» Exercise objective: From the entries below, gather each line containing the word "Windows".

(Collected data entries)
▶

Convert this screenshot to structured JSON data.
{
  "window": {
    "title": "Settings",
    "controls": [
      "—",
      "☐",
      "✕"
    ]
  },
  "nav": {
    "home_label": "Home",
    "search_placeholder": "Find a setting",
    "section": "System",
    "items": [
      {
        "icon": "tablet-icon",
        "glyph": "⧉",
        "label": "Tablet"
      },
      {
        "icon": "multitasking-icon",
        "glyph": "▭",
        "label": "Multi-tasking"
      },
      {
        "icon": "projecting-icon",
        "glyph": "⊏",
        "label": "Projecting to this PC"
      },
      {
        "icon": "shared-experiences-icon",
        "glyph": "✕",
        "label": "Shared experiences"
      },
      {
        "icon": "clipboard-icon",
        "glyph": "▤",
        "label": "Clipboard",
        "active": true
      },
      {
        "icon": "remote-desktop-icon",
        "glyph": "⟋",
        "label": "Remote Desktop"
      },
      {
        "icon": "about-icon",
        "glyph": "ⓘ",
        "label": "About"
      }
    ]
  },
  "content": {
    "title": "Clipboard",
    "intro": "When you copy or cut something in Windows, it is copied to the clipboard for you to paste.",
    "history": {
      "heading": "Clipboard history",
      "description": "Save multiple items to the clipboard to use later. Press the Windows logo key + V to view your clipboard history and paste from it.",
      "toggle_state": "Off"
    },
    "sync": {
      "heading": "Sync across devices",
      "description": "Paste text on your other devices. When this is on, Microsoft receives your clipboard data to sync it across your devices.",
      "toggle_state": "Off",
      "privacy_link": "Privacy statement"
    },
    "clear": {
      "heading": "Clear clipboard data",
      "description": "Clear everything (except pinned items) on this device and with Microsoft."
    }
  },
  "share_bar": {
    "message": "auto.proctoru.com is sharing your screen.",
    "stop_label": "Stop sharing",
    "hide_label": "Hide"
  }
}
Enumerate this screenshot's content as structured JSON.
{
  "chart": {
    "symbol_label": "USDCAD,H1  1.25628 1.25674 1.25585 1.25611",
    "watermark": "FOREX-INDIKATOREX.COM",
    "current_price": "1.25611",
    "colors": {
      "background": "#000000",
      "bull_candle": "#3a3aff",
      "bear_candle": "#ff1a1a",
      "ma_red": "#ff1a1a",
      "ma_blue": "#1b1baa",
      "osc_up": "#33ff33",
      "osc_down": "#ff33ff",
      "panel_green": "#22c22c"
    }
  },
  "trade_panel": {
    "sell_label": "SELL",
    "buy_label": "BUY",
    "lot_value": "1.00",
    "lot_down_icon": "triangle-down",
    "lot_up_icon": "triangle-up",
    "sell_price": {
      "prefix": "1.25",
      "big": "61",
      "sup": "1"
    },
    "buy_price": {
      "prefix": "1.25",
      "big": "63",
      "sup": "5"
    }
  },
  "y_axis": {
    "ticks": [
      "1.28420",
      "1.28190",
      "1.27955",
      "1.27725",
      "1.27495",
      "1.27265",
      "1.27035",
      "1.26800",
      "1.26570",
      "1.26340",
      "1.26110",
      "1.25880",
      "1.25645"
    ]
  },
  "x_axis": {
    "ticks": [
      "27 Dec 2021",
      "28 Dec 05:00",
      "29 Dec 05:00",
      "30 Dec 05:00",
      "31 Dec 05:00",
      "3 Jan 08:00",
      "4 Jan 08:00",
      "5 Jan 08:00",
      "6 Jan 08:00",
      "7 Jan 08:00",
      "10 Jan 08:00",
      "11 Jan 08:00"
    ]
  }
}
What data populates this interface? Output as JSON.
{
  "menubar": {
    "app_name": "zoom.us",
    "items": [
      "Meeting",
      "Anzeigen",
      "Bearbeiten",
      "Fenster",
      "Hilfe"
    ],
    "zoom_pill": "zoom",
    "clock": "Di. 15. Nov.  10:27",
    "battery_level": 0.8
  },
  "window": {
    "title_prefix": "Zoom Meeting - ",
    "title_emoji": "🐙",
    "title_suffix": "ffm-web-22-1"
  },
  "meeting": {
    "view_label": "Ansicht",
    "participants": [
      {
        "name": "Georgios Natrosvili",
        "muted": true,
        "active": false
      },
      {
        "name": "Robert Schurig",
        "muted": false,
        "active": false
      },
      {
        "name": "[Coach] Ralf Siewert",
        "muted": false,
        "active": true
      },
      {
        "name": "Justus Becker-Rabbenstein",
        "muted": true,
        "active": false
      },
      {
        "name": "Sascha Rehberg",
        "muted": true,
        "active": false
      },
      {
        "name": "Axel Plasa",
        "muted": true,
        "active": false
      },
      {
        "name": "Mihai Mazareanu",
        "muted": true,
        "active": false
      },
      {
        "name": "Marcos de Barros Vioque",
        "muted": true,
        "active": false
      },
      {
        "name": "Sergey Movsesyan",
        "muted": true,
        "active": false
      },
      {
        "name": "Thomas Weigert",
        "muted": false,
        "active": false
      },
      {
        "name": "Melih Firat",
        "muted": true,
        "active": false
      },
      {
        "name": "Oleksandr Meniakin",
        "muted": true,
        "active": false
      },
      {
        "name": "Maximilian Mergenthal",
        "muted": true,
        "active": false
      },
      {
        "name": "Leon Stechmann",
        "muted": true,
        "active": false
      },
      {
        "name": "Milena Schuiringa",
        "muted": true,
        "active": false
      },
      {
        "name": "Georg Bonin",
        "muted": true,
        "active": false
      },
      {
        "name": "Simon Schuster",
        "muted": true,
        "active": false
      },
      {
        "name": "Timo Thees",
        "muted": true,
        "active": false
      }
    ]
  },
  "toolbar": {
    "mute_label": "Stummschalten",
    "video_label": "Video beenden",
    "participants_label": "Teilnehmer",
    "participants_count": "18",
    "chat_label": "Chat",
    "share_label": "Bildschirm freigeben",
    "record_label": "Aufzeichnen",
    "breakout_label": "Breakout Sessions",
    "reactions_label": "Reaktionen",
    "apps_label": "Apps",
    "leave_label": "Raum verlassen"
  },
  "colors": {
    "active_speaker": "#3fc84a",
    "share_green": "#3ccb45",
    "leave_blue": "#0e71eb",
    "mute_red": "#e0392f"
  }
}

◀

» Exercise output:
    "intro": "When you copy or cut something in Windows, it is copied to the clipboard for you to paste.",
      "description": "Save multiple items to the clipboard to use later. Press the Windows logo key + V to view your clipboard history and paste from it.",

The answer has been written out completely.